[Structured figure records]
--

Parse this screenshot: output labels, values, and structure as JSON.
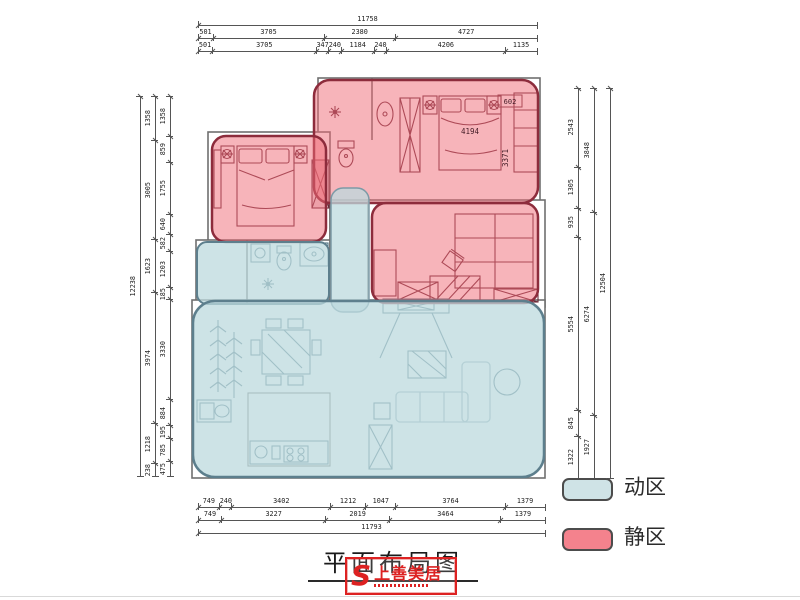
{
  "title": "平面布局图",
  "legend": {
    "items": [
      {
        "label": "动区",
        "color": "#cfe3e6"
      },
      {
        "label": "静区",
        "color": "#f4828d"
      }
    ]
  },
  "watermark": {
    "letter": "S",
    "text": "上善美居"
  },
  "plan_labels": {
    "bed_width": "4194",
    "room_depth": "3371",
    "corner": "602"
  },
  "colors": {
    "quiet_zone_fill": "#ef6a76",
    "quiet_zone_border": "#8d2c3c",
    "active_zone_fill": "#bcd9de",
    "active_zone_border": "#5d7f8d",
    "wall": "#6f6f6f",
    "dimension": "#555555",
    "stamp_red": "#dd2222"
  },
  "dims": {
    "top_total": [
      "11758"
    ],
    "top_row2": [
      "501",
      "3705",
      "2380",
      "4727"
    ],
    "top_row3": [
      "501",
      "3705",
      "347",
      "240",
      "1184",
      "240",
      "4206",
      "1135"
    ],
    "left_total": [
      "12238"
    ],
    "left_mid": [
      "1358",
      "3005",
      "1623",
      "3974",
      "1218",
      "238"
    ],
    "left_inner": [
      "1358",
      "859",
      "1755",
      "640",
      "582",
      "1203",
      "185",
      "3330",
      "884",
      "195",
      "785",
      "475"
    ],
    "right_inner": [
      "2543",
      "1305",
      "935",
      "5554",
      "845",
      "1322"
    ],
    "right_mid": [
      "3848",
      "6274",
      "1927"
    ],
    "right_total": [
      "12504"
    ],
    "bottom_row1": [
      "749",
      "240",
      "3402",
      "1212",
      "1047",
      "3764",
      "1379"
    ],
    "bottom_row2": [
      "749",
      "3227",
      "2019",
      "3464",
      "1379"
    ],
    "bottom_total": [
      "11793"
    ]
  }
}
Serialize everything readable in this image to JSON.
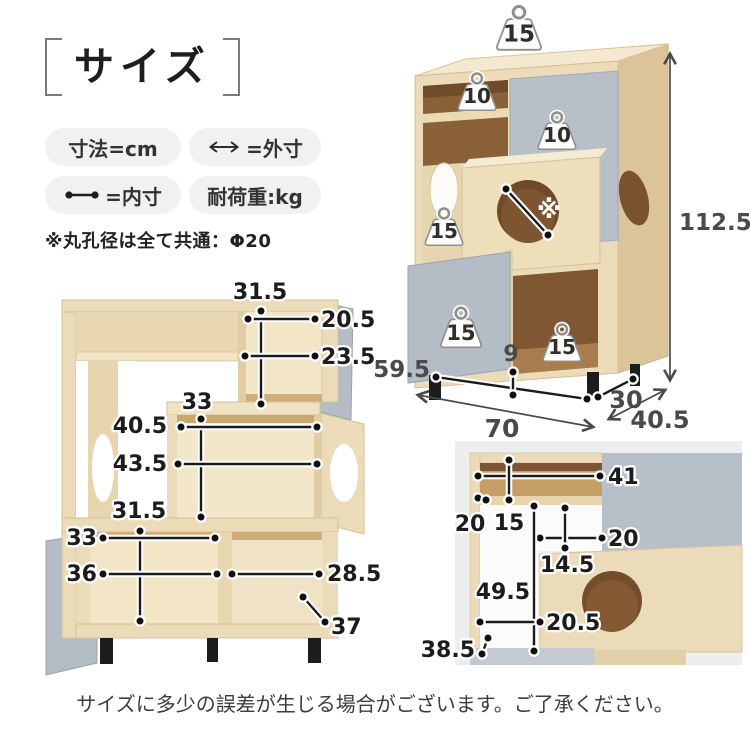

--

## [Set problem]
The listing above must be printed again exactly, minus its pictures.

## [Exercise response]
Parse this screenshot: output labels, values, and structure as JSON.
{
  "title": "平面布局图",
  "legend": {
    "items": [
      {
        "label": "动区",
        "color": "#cfe3e6"
      },
      {
        "label": "静区",
        "color": "#f4828d"
      }
    ]
  },
  "watermark": {
    "letter": "S",
    "text": "上善美居"
  },
  "plan_labels": {
    "bed_width": "4194",
    "room_depth": "3371",
    "corner": "602"
  },
  "colors": {
    "quiet_zone_fill": "#ef6a76",
    "quiet_zone_border": "#8d2c3c",
    "active_zone_fill": "#bcd9de",
    "active_zone_border": "#5d7f8d",
    "wall": "#6f6f6f",
    "dimension": "#555555",
    "stamp_red": "#dd2222"
  },
  "dims": {
    "top_total": [
      "11758"
    ],
    "top_row2": [
      "501",
      "3705",
      "2380",
      "4727"
    ],
    "top_row3": [
      "501",
      "3705",
      "347",
      "240",
      "1184",
      "240",
      "4206",
      "1135"
    ],
    "left_total": [
      "12238"
    ],
    "left_mid": [
      "1358",
      "3005",
      "1623",
      "3974",
      "1218",
      "238"
    ],
    "left_inner": [
      "1358",
      "859",
      "1755",
      "640",
      "582",
      "1203",
      "185",
      "3330",
      "884",
      "195",
      "785",
      "475"
    ],
    "right_inner": [
      "2543",
      "1305",
      "935",
      "5554",
      "845",
      "1322"
    ],
    "right_mid": [
      "3848",
      "6274",
      "1927"
    ],
    "right_total": [
      "12504"
    ],
    "bottom_row1": [
      "749",
      "240",
      "3402",
      "1212",
      "1047",
      "3764",
      "1379"
    ],
    "bottom_row2": [
      "749",
      "3227",
      "2019",
      "3464",
      "1379"
    ],
    "bottom_total": [
      "11793"
    ]
  }
}
Serialize everything readable in this image to JSON.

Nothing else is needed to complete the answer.